Stored items:
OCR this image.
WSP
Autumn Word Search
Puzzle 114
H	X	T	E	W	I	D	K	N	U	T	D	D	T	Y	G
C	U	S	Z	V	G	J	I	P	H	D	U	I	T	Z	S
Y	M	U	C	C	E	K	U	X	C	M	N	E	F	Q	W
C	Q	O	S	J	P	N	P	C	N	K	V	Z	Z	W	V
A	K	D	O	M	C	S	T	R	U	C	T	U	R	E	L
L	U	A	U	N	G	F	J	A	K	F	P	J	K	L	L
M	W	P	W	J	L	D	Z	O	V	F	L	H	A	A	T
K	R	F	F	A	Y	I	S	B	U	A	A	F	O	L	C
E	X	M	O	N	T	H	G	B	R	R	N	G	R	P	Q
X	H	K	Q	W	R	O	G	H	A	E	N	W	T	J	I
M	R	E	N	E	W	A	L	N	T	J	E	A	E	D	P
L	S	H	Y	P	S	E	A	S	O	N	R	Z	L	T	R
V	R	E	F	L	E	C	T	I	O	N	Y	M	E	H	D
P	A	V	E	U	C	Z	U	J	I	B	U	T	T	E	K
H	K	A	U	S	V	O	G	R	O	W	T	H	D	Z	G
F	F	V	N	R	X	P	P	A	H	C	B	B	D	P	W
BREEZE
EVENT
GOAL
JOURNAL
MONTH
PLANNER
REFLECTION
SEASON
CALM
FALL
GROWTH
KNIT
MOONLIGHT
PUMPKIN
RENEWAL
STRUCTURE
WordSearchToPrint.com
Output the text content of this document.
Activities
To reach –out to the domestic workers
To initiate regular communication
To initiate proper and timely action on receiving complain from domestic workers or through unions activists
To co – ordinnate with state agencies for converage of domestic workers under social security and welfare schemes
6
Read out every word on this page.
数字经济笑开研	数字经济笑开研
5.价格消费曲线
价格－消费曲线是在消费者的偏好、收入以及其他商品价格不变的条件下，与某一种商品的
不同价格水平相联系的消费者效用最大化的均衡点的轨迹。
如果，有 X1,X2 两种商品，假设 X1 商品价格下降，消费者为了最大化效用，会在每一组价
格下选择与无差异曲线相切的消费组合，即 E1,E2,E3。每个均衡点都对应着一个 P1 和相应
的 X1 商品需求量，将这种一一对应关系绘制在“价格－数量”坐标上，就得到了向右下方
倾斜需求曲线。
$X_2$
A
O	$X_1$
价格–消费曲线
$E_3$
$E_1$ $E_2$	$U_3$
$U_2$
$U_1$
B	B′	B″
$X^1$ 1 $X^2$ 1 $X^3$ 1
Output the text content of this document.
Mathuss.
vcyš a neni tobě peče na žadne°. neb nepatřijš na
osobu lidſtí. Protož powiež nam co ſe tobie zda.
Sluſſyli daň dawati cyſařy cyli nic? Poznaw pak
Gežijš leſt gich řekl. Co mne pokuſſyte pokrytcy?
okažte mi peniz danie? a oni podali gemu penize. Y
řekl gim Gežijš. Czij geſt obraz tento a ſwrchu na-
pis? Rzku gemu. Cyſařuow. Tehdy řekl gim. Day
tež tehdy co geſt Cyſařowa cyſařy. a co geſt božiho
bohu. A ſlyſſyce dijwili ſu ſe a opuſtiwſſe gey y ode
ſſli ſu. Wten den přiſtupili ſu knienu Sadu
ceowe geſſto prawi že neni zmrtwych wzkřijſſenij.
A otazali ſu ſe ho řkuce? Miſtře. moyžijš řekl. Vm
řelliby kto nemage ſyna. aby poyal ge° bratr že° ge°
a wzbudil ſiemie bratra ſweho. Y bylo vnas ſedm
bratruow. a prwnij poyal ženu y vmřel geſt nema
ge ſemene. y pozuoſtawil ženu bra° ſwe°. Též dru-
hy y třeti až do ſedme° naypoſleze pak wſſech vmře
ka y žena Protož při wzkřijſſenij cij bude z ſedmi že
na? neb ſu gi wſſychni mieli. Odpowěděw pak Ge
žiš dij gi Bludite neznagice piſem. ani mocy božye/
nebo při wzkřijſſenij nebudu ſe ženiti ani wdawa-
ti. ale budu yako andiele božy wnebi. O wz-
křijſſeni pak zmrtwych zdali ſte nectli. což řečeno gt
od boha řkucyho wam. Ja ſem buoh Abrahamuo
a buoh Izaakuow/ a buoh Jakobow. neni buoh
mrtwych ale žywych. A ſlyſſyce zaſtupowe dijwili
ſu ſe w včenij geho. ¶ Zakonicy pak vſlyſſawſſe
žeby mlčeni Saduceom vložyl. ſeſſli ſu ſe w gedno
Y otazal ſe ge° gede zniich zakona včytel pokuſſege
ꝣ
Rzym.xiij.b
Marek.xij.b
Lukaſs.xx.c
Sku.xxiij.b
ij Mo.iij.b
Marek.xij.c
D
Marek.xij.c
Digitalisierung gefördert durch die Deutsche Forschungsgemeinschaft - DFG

§ YOUR OBJECTIVE
Look above for lines with the word "řekl" and copy them all.

§ RESPONSE BELOW
Gežijš leſt gich řekl. Co mne pokuſſyte pokrytcy?
řekl gim Gežijš. Czij geſt obraz tento a ſwrchu na-
pis? Rzku gemu. Cyſařuow. Tehdy řekl gim. Day
A otazali ſu ſe ho řkuce? Miſtře. moyžijš řekl. Vm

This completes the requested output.